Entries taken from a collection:
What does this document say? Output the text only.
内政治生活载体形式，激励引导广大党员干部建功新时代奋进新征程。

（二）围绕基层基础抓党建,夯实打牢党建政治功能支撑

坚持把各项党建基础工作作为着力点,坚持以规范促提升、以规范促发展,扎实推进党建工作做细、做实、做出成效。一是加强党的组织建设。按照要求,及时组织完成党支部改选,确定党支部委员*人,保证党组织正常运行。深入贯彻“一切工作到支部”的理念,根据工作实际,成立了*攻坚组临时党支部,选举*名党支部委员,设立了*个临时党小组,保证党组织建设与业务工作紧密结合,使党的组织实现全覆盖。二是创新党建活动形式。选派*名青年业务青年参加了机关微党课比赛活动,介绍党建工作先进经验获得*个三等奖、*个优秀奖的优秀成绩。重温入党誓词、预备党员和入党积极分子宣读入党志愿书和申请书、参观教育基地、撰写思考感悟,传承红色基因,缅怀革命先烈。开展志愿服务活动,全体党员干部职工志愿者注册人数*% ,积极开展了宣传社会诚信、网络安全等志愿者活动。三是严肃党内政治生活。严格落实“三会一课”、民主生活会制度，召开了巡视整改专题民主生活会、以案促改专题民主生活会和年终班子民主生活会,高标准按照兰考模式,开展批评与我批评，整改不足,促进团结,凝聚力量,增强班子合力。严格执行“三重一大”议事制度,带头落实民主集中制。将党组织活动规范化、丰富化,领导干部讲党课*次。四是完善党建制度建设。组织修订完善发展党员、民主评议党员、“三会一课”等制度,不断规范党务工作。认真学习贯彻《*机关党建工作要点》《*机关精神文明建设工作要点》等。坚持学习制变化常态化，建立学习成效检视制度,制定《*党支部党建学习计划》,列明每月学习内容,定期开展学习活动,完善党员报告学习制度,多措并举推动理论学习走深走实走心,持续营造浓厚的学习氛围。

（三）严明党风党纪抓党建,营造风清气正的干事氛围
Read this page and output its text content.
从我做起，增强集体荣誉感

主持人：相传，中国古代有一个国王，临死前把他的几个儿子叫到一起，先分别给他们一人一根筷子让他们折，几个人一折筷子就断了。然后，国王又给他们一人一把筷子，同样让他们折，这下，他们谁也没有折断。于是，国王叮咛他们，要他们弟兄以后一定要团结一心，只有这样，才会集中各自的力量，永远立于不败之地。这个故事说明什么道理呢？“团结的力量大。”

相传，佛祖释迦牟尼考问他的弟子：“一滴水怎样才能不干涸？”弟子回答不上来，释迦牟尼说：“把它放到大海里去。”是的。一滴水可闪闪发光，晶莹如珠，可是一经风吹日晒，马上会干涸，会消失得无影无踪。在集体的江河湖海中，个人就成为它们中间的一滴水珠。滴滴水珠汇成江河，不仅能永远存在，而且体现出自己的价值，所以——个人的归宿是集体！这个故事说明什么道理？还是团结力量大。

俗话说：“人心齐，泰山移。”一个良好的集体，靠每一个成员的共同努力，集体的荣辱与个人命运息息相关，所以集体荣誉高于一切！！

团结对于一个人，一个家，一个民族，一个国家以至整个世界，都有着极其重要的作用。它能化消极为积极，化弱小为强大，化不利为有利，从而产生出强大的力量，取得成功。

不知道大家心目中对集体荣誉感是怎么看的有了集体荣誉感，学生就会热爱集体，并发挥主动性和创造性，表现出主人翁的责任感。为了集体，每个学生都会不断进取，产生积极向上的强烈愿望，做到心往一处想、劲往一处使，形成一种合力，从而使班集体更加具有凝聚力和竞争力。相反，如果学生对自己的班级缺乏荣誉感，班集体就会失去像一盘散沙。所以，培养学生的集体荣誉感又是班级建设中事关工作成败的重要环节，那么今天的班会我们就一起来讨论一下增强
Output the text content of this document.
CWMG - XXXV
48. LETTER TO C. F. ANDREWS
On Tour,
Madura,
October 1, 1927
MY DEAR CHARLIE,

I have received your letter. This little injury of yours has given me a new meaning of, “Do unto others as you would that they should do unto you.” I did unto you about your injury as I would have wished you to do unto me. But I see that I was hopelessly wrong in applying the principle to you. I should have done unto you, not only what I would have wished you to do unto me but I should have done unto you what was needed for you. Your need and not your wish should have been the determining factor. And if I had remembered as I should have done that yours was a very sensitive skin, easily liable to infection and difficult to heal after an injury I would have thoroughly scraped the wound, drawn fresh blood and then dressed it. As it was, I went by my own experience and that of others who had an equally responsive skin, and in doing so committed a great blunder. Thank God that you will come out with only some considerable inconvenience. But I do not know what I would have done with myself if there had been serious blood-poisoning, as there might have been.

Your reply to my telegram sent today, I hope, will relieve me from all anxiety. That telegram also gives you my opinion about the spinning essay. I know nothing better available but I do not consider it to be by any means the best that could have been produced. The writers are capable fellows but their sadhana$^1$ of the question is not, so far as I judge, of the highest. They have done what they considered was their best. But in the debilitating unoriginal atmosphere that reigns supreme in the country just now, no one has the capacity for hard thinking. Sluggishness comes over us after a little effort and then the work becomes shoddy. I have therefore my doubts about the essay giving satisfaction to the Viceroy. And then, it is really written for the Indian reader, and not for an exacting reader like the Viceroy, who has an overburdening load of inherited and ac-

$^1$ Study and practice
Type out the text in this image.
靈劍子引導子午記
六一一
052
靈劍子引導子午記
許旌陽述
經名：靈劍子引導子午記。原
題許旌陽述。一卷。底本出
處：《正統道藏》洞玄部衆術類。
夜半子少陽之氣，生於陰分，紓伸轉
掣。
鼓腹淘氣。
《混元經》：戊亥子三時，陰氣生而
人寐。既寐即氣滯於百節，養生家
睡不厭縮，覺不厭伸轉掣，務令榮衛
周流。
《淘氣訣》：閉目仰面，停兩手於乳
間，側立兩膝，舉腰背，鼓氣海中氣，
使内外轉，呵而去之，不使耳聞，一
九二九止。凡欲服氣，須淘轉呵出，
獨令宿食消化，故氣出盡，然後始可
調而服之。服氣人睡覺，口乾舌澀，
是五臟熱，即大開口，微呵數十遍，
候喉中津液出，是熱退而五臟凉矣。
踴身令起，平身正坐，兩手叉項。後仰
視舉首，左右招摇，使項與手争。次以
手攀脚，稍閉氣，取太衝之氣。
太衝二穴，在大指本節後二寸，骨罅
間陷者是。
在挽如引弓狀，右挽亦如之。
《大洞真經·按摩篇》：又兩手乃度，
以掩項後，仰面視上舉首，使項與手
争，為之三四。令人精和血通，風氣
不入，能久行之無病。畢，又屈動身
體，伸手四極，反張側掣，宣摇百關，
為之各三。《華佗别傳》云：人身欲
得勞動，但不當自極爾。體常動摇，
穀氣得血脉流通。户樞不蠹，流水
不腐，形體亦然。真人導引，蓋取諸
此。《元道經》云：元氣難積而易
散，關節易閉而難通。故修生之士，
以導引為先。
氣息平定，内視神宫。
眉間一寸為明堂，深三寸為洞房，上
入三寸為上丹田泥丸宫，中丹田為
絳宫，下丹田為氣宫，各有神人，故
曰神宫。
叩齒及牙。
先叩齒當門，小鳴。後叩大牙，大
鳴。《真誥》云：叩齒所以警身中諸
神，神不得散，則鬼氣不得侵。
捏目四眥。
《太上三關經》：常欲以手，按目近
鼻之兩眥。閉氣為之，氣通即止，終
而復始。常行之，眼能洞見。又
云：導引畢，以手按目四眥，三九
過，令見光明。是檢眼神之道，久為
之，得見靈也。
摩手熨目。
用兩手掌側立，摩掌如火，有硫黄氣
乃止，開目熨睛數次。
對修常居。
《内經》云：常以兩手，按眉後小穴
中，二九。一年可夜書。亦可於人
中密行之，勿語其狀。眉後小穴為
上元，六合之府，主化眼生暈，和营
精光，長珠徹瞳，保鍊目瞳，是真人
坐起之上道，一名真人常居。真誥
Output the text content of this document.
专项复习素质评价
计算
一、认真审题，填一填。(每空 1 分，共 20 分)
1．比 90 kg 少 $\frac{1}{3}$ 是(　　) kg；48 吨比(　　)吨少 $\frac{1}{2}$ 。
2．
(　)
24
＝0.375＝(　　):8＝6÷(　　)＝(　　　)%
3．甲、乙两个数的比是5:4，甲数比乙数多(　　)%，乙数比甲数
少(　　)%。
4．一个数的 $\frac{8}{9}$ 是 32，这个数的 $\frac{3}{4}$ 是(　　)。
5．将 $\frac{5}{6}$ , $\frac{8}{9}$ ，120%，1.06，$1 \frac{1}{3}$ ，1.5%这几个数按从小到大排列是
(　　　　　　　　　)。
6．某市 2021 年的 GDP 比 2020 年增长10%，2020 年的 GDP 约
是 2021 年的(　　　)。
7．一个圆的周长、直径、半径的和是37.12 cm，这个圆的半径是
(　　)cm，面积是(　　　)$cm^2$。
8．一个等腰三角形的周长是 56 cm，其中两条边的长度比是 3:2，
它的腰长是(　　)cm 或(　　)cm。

REQUEST:
Retype exactly the lines from the one containing "Type out the text in this image." through the last line of the records above, including both.

FINAL RESULT:
Type out the text in this image.
靈劍子引導子午記
六一一
052
靈劍子引導子午記
許旌陽述
經名：靈劍子引導子午記。原
題許旌陽述。一卷。底本出
處：《正統道藏》洞玄部衆術類。
夜半子少陽之氣，生於陰分，紓伸轉
掣。
鼓腹淘氣。
《混元經》：戊亥子三時，陰氣生而
人寐。既寐即氣滯於百節，養生家
睡不厭縮，覺不厭伸轉掣，務令榮衛
周流。
《淘氣訣》：閉目仰面，停兩手於乳
間，側立兩膝，舉腰背，鼓氣海中氣，
使内外轉，呵而去之，不使耳聞，一
九二九止。凡欲服氣，須淘轉呵出，
獨令宿食消化，故氣出盡，然後始可
調而服之。服氣人睡覺，口乾舌澀，
是五臟熱，即大開口，微呵數十遍，
候喉中津液出，是熱退而五臟凉矣。
踴身令起，平身正坐，兩手叉項。後仰
視舉首，左右招摇，使項與手争。次以
手攀脚，稍閉氣，取太衝之氣。
太衝二穴，在大指本節後二寸，骨罅
間陷者是。
在挽如引弓狀，右挽亦如之。
《大洞真經·按摩篇》：又兩手乃度，
以掩項後，仰面視上舉首，使項與手
争，為之三四。令人精和血通，風氣
不入，能久行之無病。畢，又屈動身
體，伸手四極，反張側掣，宣摇百關，
為之各三。《華佗别傳》云：人身欲
得勞動，但不當自極爾。體常動摇，
穀氣得血脉流通。户樞不蠹，流水
不腐，形體亦然。真人導引，蓋取諸
此。《元道經》云：元氣難積而易
散，關節易閉而難通。故修生之士，
以導引為先。
氣息平定，内視神宫。
眉間一寸為明堂，深三寸為洞房，上
入三寸為上丹田泥丸宫，中丹田為
絳宫，下丹田為氣宫，各有神人，故
曰神宫。
叩齒及牙。
先叩齒當門，小鳴。後叩大牙，大
鳴。《真誥》云：叩齒所以警身中諸
神，神不得散，則鬼氣不得侵。
捏目四眥。
《太上三關經》：常欲以手，按目近
鼻之兩眥。閉氣為之，氣通即止，終
而復始。常行之，眼能洞見。又
云：導引畢，以手按目四眥，三九
過，令見光明。是檢眼神之道，久為
之，得見靈也。
摩手熨目。
用兩手掌側立，摩掌如火，有硫黄氣
乃止，開目熨睛數次。
對修常居。
《内經》云：常以兩手，按眉後小穴
中，二九。一年可夜書。亦可於人
中密行之，勿語其狀。眉後小穴為
上元，六合之府，主化眼生暈，和营
精光，長珠徹瞳，保鍊目瞳，是真人
坐起之上道，一名真人常居。真誥
Output the text content of this document.
专项复习素质评价
计算
一、认真审题，填一填。(每空 1 分，共 20 分)
1．比 90 kg 少 $\frac{1}{3}$ 是(　　) kg；48 吨比(　　)吨少 $\frac{1}{2}$ 。
2．
(　)
24
＝0.375＝(　　):8＝6÷(　　)＝(　　　)%
3．甲、乙两个数的比是5:4，甲数比乙数多(　　)%，乙数比甲数
少(　　)%。
4．一个数的 $\frac{8}{9}$ 是 32，这个数的 $\frac{3}{4}$ 是(　　)。
5．将 $\frac{5}{6}$ , $\frac{8}{9}$ ，120%，1.06，$1 \frac{1}{3}$ ，1.5%这几个数按从小到大排列是
(　　　　　　　　　)。
6．某市 2021 年的 GDP 比 2020 年增长10%，2020 年的 GDP 约
是 2021 年的(　　　)。
7．一个圆的周长、直径、半径的和是37.12 cm，这个圆的半径是
(　　)cm，面积是(　　　)$cm^2$。
8．一个等腰三角形的周长是 56 cm，其中两条边的长度比是 3:2，
它的腰长是(　　)cm 或(　　)cm。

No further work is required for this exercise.